TASK DIRECTIONS = Write the material out again exactly as it stands.

Figure record listings:
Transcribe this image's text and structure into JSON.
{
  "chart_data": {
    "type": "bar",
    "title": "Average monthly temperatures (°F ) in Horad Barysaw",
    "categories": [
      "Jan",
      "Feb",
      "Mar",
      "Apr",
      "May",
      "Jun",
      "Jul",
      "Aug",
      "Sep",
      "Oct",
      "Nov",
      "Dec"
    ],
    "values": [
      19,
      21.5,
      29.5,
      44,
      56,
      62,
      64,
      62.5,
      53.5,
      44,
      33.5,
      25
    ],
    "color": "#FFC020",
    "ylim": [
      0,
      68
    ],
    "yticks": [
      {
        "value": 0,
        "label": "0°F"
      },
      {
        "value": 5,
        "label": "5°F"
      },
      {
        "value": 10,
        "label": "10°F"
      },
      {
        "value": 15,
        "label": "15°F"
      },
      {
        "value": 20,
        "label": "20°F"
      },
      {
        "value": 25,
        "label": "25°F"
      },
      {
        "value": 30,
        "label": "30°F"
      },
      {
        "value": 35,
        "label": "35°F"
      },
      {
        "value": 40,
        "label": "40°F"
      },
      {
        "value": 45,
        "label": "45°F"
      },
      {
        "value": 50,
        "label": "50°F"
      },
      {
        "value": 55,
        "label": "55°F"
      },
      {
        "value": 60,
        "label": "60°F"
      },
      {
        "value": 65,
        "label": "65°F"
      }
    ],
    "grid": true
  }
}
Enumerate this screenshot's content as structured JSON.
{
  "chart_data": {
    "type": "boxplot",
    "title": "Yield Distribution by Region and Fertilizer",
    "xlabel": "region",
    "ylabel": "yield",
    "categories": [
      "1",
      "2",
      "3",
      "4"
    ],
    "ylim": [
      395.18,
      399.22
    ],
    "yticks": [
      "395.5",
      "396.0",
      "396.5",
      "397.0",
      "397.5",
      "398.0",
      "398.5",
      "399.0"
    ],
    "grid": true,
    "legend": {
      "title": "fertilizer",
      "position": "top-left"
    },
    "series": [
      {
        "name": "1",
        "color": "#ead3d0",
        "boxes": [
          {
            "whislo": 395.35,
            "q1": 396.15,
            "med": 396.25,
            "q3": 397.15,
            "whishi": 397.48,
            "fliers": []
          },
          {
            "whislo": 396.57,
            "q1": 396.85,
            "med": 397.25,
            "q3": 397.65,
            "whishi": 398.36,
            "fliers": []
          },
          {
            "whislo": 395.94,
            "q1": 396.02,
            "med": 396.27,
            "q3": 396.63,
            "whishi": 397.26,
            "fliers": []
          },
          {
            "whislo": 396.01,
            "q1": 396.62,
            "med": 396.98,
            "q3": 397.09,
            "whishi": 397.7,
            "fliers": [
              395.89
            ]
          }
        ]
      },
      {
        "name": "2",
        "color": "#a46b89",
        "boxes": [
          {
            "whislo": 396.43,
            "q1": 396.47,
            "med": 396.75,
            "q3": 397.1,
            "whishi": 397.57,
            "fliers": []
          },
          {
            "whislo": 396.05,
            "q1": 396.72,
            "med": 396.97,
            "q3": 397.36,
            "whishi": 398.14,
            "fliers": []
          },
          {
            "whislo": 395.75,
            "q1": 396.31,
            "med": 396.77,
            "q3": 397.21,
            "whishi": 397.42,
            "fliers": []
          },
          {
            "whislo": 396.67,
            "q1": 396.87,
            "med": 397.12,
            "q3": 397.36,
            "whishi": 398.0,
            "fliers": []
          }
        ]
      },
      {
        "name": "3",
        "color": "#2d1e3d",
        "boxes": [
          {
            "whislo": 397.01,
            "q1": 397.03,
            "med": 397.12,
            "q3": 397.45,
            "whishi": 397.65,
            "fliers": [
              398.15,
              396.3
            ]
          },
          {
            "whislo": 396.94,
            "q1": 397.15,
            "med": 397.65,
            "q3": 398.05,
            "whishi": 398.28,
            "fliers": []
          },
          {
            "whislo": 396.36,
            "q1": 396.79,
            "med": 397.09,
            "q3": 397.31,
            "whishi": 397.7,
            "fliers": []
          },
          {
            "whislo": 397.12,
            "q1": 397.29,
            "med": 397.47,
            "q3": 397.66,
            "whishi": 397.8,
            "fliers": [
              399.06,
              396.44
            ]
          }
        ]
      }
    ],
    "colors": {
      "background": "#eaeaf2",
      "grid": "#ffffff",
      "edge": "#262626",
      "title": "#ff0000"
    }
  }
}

RESPONSE TO THIS TASK =
Transcribe this image's text and structure into JSON.
{
  "chart_data": {
    "type": "bar",
    "title": "Average monthly temperatures (°F ) in Horad Barysaw",
    "categories": [
      "Jan",
      "Feb",
      "Mar",
      "Apr",
      "May",
      "Jun",
      "Jul",
      "Aug",
      "Sep",
      "Oct",
      "Nov",
      "Dec"
    ],
    "values": [
      19,
      21.5,
      29.5,
      44,
      56,
      62,
      64,
      62.5,
      53.5,
      44,
      33.5,
      25
    ],
    "color": "#FFC020",
    "ylim": [
      0,
      68
    ],
    "yticks": [
      {
        "value": 0,
        "label": "0°F"
      },
      {
        "value": 5,
        "label": "5°F"
      },
      {
        "value": 10,
        "label": "10°F"
      },
      {
        "value": 15,
        "label": "15°F"
      },
      {
        "value": 20,
        "label": "20°F"
      },
      {
        "value": 25,
        "label": "25°F"
      },
      {
        "value": 30,
        "label": "30°F"
      },
      {
        "value": 35,
        "label": "35°F"
      },
      {
        "value": 40,
        "label": "40°F"
      },
      {
        "value": 45,
        "label": "45°F"
      },
      {
        "value": 50,
        "label": "50°F"
      },
      {
        "value": 55,
        "label": "55°F"
      },
      {
        "value": 60,
        "label": "60°F"
      },
      {
        "value": 65,
        "label": "65°F"
      }
    ],
    "grid": true
  }
}
Enumerate this screenshot's content as structured JSON.
{
  "chart_data": {
    "type": "boxplot",
    "title": "Yield Distribution by Region and Fertilizer",
    "xlabel": "region",
    "ylabel": "yield",
    "categories": [
      "1",
      "2",
      "3",
      "4"
    ],
    "ylim": [
      395.18,
      399.22
    ],
    "yticks": [
      "395.5",
      "396.0",
      "396.5",
      "397.0",
      "397.5",
      "398.0",
      "398.5",
      "399.0"
    ],
    "grid": true,
    "legend": {
      "title": "fertilizer",
      "position": "top-left"
    },
    "series": [
      {
        "name": "1",
        "color": "#ead3d0",
        "boxes": [
          {
            "whislo": 395.35,
            "q1": 396.15,
            "med": 396.25,
            "q3": 397.15,
            "whishi": 397.48,
            "fliers": []
          },
          {
            "whislo": 396.57,
            "q1": 396.85,
            "med": 397.25,
            "q3": 397.65,
            "whishi": 398.36,
            "fliers": []
          },
          {
            "whislo": 395.94,
            "q1": 396.02,
            "med": 396.27,
            "q3": 396.63,
            "whishi": 397.26,
            "fliers": []
          },
          {
            "whislo": 396.01,
            "q1": 396.62,
            "med": 396.98,
            "q3": 397.09,
            "whishi": 397.7,
            "fliers": [
              395.89
            ]
          }
        ]
      },
      {
        "name": "2",
        "color": "#a46b89",
        "boxes": [
          {
            "whislo": 396.43,
            "q1": 396.47,
            "med": 396.75,
            "q3": 397.1,
            "whishi": 397.57,
            "fliers": []
          },
          {
            "whislo": 396.05,
            "q1": 396.72,
            "med": 396.97,
            "q3": 397.36,
            "whishi": 398.14,
            "fliers": []
          },
          {
            "whislo": 395.75,
            "q1": 396.31,
            "med": 396.77,
            "q3": 397.21,
            "whishi": 397.42,
            "fliers": []
          },
          {
            "whislo": 396.67,
            "q1": 396.87,
            "med": 397.12,
            "q3": 397.36,
            "whishi": 398.0,
            "fliers": []
          }
        ]
      },
      {
        "name": "3",
        "color": "#2d1e3d",
        "boxes": [
          {
            "whislo": 397.01,
            "q1": 397.03,
            "med": 397.12,
            "q3": 397.45,
            "whishi": 397.65,
            "fliers": [
              398.15,
              396.3
            ]
          },
          {
            "whislo": 396.94,
            "q1": 397.15,
            "med": 397.65,
            "q3": 398.05,
            "whishi": 398.28,
            "fliers": []
          },
          {
            "whislo": 396.36,
            "q1": 396.79,
            "med": 397.09,
            "q3": 397.31,
            "whishi": 397.7,
            "fliers": []
          },
          {
            "whislo": 397.12,
            "q1": 397.29,
            "med": 397.47,
            "q3": 397.66,
            "whishi": 397.8,
            "fliers": [
              399.06,
              396.44
            ]
          }
        ]
      }
    ],
    "colors": {
      "background": "#eaeaf2",
      "grid": "#ffffff",
      "edge": "#262626",
      "title": "#ff0000"
    }
  }
}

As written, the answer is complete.